### Exercise description
Write down every entry below once more, exactly.

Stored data
================================
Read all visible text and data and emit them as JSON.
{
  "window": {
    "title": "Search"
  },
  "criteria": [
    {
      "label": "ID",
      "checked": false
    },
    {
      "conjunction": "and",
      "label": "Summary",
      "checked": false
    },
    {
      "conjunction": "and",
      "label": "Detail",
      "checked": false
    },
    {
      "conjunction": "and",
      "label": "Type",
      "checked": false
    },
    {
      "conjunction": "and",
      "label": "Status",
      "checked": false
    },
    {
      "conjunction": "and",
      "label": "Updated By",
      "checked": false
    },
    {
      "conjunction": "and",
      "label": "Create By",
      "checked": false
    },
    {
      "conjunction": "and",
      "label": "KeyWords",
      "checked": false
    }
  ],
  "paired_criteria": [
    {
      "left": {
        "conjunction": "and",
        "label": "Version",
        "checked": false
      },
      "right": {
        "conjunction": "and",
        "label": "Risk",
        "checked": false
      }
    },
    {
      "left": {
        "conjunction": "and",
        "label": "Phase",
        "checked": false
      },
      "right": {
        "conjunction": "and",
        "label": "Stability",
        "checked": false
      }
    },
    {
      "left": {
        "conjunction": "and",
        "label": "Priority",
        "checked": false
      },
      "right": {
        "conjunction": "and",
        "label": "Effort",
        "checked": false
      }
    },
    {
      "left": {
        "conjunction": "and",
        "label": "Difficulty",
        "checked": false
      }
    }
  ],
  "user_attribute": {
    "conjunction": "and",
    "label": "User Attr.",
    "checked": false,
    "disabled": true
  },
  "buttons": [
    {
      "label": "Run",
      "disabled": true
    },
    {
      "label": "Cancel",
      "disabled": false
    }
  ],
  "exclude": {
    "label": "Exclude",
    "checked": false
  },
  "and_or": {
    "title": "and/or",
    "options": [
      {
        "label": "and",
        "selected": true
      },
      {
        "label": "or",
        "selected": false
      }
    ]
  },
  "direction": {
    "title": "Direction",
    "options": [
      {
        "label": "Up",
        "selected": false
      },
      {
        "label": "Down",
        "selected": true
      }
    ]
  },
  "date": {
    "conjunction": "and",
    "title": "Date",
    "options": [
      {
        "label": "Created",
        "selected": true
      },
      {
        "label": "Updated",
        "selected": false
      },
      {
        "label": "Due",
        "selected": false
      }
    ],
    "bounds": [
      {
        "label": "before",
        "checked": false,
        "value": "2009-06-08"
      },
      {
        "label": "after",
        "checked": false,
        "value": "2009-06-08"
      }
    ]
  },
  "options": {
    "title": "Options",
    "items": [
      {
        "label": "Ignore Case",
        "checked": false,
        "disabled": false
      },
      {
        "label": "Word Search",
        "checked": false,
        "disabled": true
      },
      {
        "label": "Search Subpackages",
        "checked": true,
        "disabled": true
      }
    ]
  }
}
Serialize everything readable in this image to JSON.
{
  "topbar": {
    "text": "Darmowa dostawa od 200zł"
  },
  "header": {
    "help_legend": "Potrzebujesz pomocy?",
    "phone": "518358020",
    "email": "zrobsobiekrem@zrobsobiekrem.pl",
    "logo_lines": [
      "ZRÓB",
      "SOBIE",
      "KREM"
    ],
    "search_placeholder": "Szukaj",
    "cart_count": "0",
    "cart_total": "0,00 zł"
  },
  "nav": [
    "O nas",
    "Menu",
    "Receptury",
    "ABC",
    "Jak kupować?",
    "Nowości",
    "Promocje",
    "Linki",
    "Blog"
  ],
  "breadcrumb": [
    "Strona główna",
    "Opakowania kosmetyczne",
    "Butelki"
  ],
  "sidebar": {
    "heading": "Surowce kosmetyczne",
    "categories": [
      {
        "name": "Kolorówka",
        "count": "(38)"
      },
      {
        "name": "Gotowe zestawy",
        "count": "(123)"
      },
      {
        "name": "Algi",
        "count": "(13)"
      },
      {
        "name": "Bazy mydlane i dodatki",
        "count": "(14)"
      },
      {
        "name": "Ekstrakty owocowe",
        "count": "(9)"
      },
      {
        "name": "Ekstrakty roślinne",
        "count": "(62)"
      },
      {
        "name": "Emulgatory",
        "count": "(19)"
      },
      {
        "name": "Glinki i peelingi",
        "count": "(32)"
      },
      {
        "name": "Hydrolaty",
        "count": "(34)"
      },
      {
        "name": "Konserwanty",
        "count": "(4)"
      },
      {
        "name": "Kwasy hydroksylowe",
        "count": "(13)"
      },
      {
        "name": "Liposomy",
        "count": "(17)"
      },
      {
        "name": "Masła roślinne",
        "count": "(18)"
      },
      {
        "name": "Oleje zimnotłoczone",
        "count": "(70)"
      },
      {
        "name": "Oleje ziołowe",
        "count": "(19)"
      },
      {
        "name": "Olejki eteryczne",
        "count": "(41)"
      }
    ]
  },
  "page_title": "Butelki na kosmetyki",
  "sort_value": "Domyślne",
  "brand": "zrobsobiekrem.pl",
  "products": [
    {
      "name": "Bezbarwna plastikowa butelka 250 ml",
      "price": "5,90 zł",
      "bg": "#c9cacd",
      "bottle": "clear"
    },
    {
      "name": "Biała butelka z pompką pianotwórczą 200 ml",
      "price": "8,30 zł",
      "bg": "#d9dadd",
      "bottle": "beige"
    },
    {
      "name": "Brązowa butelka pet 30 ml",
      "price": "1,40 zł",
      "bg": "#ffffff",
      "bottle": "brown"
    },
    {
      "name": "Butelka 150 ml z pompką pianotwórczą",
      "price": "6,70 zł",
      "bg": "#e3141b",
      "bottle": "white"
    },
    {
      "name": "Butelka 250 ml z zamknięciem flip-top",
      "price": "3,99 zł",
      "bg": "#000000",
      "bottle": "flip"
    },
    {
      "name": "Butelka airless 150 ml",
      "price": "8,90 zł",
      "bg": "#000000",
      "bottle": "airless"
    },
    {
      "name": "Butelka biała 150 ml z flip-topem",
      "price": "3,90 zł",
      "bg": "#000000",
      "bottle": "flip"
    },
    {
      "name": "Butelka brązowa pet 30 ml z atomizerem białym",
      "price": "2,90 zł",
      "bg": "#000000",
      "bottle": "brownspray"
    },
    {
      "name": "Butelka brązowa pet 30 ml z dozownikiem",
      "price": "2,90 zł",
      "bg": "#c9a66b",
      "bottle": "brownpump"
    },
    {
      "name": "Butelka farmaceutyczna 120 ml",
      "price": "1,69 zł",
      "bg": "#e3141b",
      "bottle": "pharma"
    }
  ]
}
================================
### Task solution
Read all visible text and data and emit them as JSON.
{
  "window": {
    "title": "Search"
  },
  "criteria": [
    {
      "label": "ID",
      "checked": false
    },
    {
      "conjunction": "and",
      "label": "Summary",
      "checked": false
    },
    {
      "conjunction": "and",
      "label": "Detail",
      "checked": false
    },
    {
      "conjunction": "and",
      "label": "Type",
      "checked": false
    },
    {
      "conjunction": "and",
      "label": "Status",
      "checked": false
    },
    {
      "conjunction": "and",
      "label": "Updated By",
      "checked": false
    },
    {
      "conjunction": "and",
      "label": "Create By",
      "checked": false
    },
    {
      "conjunction": "and",
      "label": "KeyWords",
      "checked": false
    }
  ],
  "paired_criteria": [
    {
      "left": {
        "conjunction": "and",
        "label": "Version",
        "checked": false
      },
      "right": {
        "conjunction": "and",
        "label": "Risk",
        "checked": false
      }
    },
    {
      "left": {
        "conjunction": "and",
        "label": "Phase",
        "checked": false
      },
      "right": {
        "conjunction": "and",
        "label": "Stability",
        "checked": false
      }
    },
    {
      "left": {
        "conjunction": "and",
        "label": "Priority",
        "checked": false
      },
      "right": {
        "conjunction": "and",
        "label": "Effort",
        "checked": false
      }
    },
    {
      "left": {
        "conjunction": "and",
        "label": "Difficulty",
        "checked": false
      }
    }
  ],
  "user_attribute": {
    "conjunction": "and",
    "label": "User Attr.",
    "checked": false,
    "disabled": true
  },
  "buttons": [
    {
      "label": "Run",
      "disabled": true
    },
    {
      "label": "Cancel",
      "disabled": false
    }
  ],
  "exclude": {
    "label": "Exclude",
    "checked": false
  },
  "and_or": {
    "title": "and/or",
    "options": [
      {
        "label": "and",
        "selected": true
      },
      {
        "label": "or",
        "selected": false
      }
    ]
  },
  "direction": {
    "title": "Direction",
    "options": [
      {
        "label": "Up",
        "selected": false
      },
      {
        "label": "Down",
        "selected": true
      }
    ]
  },
  "date": {
    "conjunction": "and",
    "title": "Date",
    "options": [
      {
        "label": "Created",
        "selected": true
      },
      {
        "label": "Updated",
        "selected": false
      },
      {
        "label": "Due",
        "selected": false
      }
    ],
    "bounds": [
      {
        "label": "before",
        "checked": false,
        "value": "2009-06-08"
      },
      {
        "label": "after",
        "checked": false,
        "value": "2009-06-08"
      }
    ]
  },
  "options": {
    "title": "Options",
    "items": [
      {
        "label": "Ignore Case",
        "checked": false,
        "disabled": false
      },
      {
        "label": "Word Search",
        "checked": false,
        "disabled": true
      },
      {
        "label": "Search Subpackages",
        "checked": true,
        "disabled": true
      }
    ]
  }
}
Serialize everything readable in this image to JSON.
{
  "topbar": {
    "text": "Darmowa dostawa od 200zł"
  },
  "header": {
    "help_legend": "Potrzebujesz pomocy?",
    "phone": "518358020",
    "email": "zrobsobiekrem@zrobsobiekrem.pl",
    "logo_lines": [
      "ZRÓB",
      "SOBIE",
      "KREM"
    ],
    "search_placeholder": "Szukaj",
    "cart_count": "0",
    "cart_total": "0,00 zł"
  },
  "nav": [
    "O nas",
    "Menu",
    "Receptury",
    "ABC",
    "Jak kupować?",
    "Nowości",
    "Promocje",
    "Linki",
    "Blog"
  ],
  "breadcrumb": [
    "Strona główna",
    "Opakowania kosmetyczne",
    "Butelki"
  ],
  "sidebar": {
    "heading": "Surowce kosmetyczne",
    "categories": [
      {
        "name": "Kolorówka",
        "count": "(38)"
      },
      {
        "name": "Gotowe zestawy",
        "count": "(123)"
      },
      {
        "name": "Algi",
        "count": "(13)"
      },
      {
        "name": "Bazy mydlane i dodatki",
        "count": "(14)"
      },
      {
        "name": "Ekstrakty owocowe",
        "count": "(9)"
      },
      {
        "name": "Ekstrakty roślinne",
        "count": "(62)"
      },
      {
        "name": "Emulgatory",
        "count": "(19)"
      },
      {
        "name": "Glinki i peelingi",
        "count": "(32)"
      },
      {
        "name": "Hydrolaty",
        "count": "(34)"
      },
      {
        "name": "Konserwanty",
        "count": "(4)"
      },
      {
        "name": "Kwasy hydroksylowe",
        "count": "(13)"
      },
      {
        "name": "Liposomy",
        "count": "(17)"
      },
      {
        "name": "Masła roślinne",
        "count": "(18)"
      },
      {
        "name": "Oleje zimnotłoczone",
        "count": "(70)"
      },
      {
        "name": "Oleje ziołowe",
        "count": "(19)"
      },
      {
        "name": "Olejki eteryczne",
        "count": "(41)"
      }
    ]
  },
  "page_title": "Butelki na kosmetyki",
  "sort_value": "Domyślne",
  "brand": "zrobsobiekrem.pl",
  "products": [
    {
      "name": "Bezbarwna plastikowa butelka 250 ml",
      "price": "5,90 zł",
      "bg": "#c9cacd",
      "bottle": "clear"
    },
    {
      "name": "Biała butelka z pompką pianotwórczą 200 ml",
      "price": "8,30 zł",
      "bg": "#d9dadd",
      "bottle": "beige"
    },
    {
      "name": "Brązowa butelka pet 30 ml",
      "price": "1,40 zł",
      "bg": "#ffffff",
      "bottle": "brown"
    },
    {
      "name": "Butelka 150 ml z pompką pianotwórczą",
      "price": "6,70 zł",
      "bg": "#e3141b",
      "bottle": "white"
    },
    {
      "name": "Butelka 250 ml z zamknięciem flip-top",
      "price": "3,99 zł",
      "bg": "#000000",
      "bottle": "flip"
    },
    {
      "name": "Butelka airless 150 ml",
      "price": "8,90 zł",
      "bg": "#000000",
      "bottle": "airless"
    },
    {
      "name": "Butelka biała 150 ml z flip-topem",
      "price": "3,90 zł",
      "bg": "#000000",
      "bottle": "flip"
    },
    {
      "name": "Butelka brązowa pet 30 ml z atomizerem białym",
      "price": "2,90 zł",
      "bg": "#000000",
      "bottle": "brownspray"
    },
    {
      "name": "Butelka brązowa pet 30 ml z dozownikiem",
      "price": "2,90 zł",
      "bg": "#c9a66b",
      "bottle": "brownpump"
    },
    {
      "name": "Butelka farmaceutyczna 120 ml",
      "price": "1,69 zł",
      "bg": "#e3141b",
      "bottle": "pharma"
    }
  ]
}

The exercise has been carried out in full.